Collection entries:
::::
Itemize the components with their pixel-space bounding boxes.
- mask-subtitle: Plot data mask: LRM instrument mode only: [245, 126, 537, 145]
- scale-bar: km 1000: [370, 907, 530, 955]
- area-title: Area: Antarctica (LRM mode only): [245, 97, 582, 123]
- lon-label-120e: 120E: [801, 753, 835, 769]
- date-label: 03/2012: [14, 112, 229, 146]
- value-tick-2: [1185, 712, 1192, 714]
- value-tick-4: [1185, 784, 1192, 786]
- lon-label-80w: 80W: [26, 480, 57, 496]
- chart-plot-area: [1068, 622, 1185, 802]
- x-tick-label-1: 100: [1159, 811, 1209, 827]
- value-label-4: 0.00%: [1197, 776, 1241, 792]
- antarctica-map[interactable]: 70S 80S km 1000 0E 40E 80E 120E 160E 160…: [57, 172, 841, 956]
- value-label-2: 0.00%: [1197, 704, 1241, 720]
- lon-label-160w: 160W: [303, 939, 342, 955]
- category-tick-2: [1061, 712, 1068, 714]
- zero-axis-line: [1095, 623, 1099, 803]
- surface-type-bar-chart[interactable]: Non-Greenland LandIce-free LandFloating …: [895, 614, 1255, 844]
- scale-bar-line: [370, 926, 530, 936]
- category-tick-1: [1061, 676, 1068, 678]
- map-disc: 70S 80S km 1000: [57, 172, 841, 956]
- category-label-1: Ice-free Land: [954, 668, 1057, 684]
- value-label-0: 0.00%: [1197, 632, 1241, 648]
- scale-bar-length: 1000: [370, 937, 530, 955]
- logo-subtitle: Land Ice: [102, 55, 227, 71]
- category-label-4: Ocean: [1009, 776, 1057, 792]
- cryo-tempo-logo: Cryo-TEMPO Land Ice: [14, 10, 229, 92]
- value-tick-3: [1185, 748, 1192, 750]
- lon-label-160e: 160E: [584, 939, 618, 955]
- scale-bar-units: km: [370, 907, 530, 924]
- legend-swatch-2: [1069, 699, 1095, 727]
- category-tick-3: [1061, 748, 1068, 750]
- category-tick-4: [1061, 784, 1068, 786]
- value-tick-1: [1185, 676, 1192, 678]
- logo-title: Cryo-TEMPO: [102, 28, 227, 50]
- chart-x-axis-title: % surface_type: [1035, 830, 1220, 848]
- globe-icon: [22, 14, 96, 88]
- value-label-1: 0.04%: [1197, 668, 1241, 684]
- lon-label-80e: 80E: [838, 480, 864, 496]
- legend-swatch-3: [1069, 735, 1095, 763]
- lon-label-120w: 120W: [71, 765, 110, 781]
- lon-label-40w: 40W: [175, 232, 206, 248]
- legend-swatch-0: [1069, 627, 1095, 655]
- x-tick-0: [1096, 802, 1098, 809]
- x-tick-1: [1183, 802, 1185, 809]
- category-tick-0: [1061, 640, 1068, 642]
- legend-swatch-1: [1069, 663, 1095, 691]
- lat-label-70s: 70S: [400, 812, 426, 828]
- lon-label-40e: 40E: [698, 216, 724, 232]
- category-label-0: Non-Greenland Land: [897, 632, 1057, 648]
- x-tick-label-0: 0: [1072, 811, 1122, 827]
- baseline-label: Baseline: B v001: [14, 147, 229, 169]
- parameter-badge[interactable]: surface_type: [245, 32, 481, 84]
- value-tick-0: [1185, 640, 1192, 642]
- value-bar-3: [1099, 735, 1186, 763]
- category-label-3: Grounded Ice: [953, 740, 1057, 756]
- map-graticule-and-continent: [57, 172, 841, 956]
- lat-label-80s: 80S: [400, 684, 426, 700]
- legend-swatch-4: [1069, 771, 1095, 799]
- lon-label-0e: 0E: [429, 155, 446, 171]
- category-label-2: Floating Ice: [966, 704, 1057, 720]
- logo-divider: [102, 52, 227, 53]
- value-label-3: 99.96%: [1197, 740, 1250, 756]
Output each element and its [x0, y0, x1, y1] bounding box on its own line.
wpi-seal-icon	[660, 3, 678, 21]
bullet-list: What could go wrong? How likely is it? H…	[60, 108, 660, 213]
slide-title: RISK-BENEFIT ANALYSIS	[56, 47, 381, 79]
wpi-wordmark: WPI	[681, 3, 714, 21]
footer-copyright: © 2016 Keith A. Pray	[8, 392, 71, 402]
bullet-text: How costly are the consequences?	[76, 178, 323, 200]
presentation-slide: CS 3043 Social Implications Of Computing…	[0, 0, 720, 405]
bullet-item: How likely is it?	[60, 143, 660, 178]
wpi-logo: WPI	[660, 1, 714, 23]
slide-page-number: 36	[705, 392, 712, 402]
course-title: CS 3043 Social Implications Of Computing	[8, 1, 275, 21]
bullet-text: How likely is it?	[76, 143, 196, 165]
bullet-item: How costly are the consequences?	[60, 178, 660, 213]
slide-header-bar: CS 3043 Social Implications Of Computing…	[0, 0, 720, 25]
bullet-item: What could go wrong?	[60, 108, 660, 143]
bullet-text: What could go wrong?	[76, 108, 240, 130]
::::
▶ _Prompt_:
Give every line of the records above as a JSON list of strings, one string per line, leaving out blank lines.

▶ _Worked answer_:
[
  "Itemize the components with their pixel-space bounding boxes.",
  "- mask-subtitle: Plot data mask: LRM instrument mode only: [245, 126, 537, 145]",
  "- scale-bar: km 1000: [370, 907, 530, 955]",
  "- area-title: Area: Antarctica (LRM mode only): [245, 97, 582, 123]",
  "- lon-label-120e: 120E: [801, 753, 835, 769]",
  "- date-label: 03/2012: [14, 112, 229, 146]",
  "- value-tick-2: [1185, 712, 1192, 714]",
  "- value-tick-4: [1185, 784, 1192, 786]",
  "- lon-label-80w: 80W: [26, 480, 57, 496]",
  "- chart-plot-area: [1068, 622, 1185, 802]",
  "- x-tick-label-1: 100: [1159, 811, 1209, 827]",
  "- value-label-4: 0.00%: [1197, 776, 1241, 792]",
  "- antarctica-map[interactable]: 70S 80S km 1000 0E 40E 80E 120E 160E 160…: [57, 172, 841, 956]",
  "- value-label-2: 0.00%: [1197, 704, 1241, 720]",
  "- lon-label-160w: 160W: [303, 939, 342, 955]",
  "- category-tick-2: [1061, 712, 1068, 714]",
  "- zero-axis-line: [1095, 623, 1099, 803]",
  "- surface-type-bar-chart[interactable]: Non-Greenland LandIce-free LandFloating …: [895, 614, 1255, 844]",
  "- scale-bar-line: [370, 926, 530, 936]",
  "- category-tick-1: [1061, 676, 1068, 678]",
  "- map-disc: 70S 80S km 1000: [57, 172, 841, 956]",
  "- category-label-1: Ice-free Land: [954, 668, 1057, 684]",
  "- value-label-0: 0.00%: [1197, 632, 1241, 648]",
  "- scale-bar-length: 1000: [370, 937, 530, 955]",
  "- logo-subtitle: Land Ice: [102, 55, 227, 71]",
  "- category-label-4: Ocean: [1009, 776, 1057, 792]",
  "- cryo-tempo-logo: Cryo-TEMPO Land Ice: [14, 10, 229, 92]",
  "- value-tick-3: [1185, 748, 1192, 750]",
  "- lon-label-160e: 160E: [584, 939, 618, 955]",
  "- scale-bar-units: km: [370, 907, 530, 924]",
  "- legend-swatch-2: [1069, 699, 1095, 727]",
  "- category-tick-3: [1061, 748, 1068, 750]",
  "- category-tick-4: [1061, 784, 1068, 786]",
  "- value-tick-1: [1185, 676, 1192, 678]",
  "- logo-title: Cryo-TEMPO: [102, 28, 227, 50]",
  "- chart-x-axis-title: % surface_type: [1035, 830, 1220, 848]",
  "- globe-icon: [22, 14, 96, 88]",
  "- value-label-1: 0.04%: [1197, 668, 1241, 684]",
  "- lon-label-80e: 80E: [838, 480, 864, 496]",
  "- legend-swatch-3: [1069, 735, 1095, 763]",
  "- lon-label-120w: 120W: [71, 765, 110, 781]",
  "- lon-label-40w: 40W: [175, 232, 206, 248]",
  "- legend-swatch-0: [1069, 627, 1095, 655]",
  "- x-tick-0: [1096, 802, 1098, 809]",
  "- x-tick-1: [1183, 802, 1185, 809]",
  "- category-tick-0: [1061, 640, 1068, 642]",
  "- legend-swatch-1: [1069, 663, 1095, 691]",
  "- lat-label-70s: 70S: [400, 812, 426, 828]",
  "- lon-label-40e: 40E: [698, 216, 724, 232]",
  "- category-label-0: Non-Greenland Land: [897, 632, 1057, 648]",
  "- x-tick-label-0: 0: [1072, 811, 1122, 827]",
  "- baseline-label: Baseline: B v001: [14, 147, 229, 169]",
  "- parameter-badge[interactable]: surface_type: [245, 32, 481, 84]",
  "- value-tick-0: [1185, 640, 1192, 642]",
  "- value-bar-3: [1099, 735, 1186, 763]",
  "- category-label-3: Grounded Ice: [953, 740, 1057, 756]",
  "- map-graticule-and-continent: [57, 172, 841, 956]",
  "- lat-label-80s: 80S: [400, 684, 426, 700]",
  "- legend-swatch-4: [1069, 771, 1095, 799]",
  "- lon-label-0e: 0E: [429, 155, 446, 171]",
  "- category-label-2: Floating Ice: [966, 704, 1057, 720]",
  "- logo-divider: [102, 52, 227, 53]",
  "- value-label-3: 99.96%: [1197, 740, 1250, 756]",
  "Output each element and its [x0, y0, x1, y1] bounding box on its own line.",
  "wpi-seal-icon\t[660, 3, 678, 21]",
  "bullet-list: What could go wrong? How likely is it? H…\t[60, 108, 660, 213]",
  "slide-title: RISK-BENEFIT ANALYSIS\t[56, 47, 381, 79]",
  "wpi-wordmark: WPI\t[681, 3, 714, 21]",
  "footer-copyright: © 2016 Keith A. Pray\t[8, 392, 71, 402]",
  "bullet-text: How costly are the consequences?\t[76, 178, 323, 200]",
  "presentation-slide: CS 3043 Social Implications Of Computing…\t[0, 0, 720, 405]",
  "bullet-item: How likely is it?\t[60, 143, 660, 178]",
  "wpi-logo: WPI\t[660, 1, 714, 23]",
  "slide-page-number: 36\t[705, 392, 712, 402]",
  "course-title: CS 3043 Social Implications Of Computing\t[8, 1, 275, 21]",
  "bullet-text: How likely is it?\t[76, 143, 196, 165]",
  "bullet-item: How costly are the consequences?\t[60, 178, 660, 213]",
  "slide-header-bar: CS 3043 Social Implications Of Computing…\t[0, 0, 720, 25]",
  "bullet-item: What could go wrong?\t[60, 108, 660, 143]",
  "bullet-text: What could go wrong?\t[76, 108, 240, 130]"
]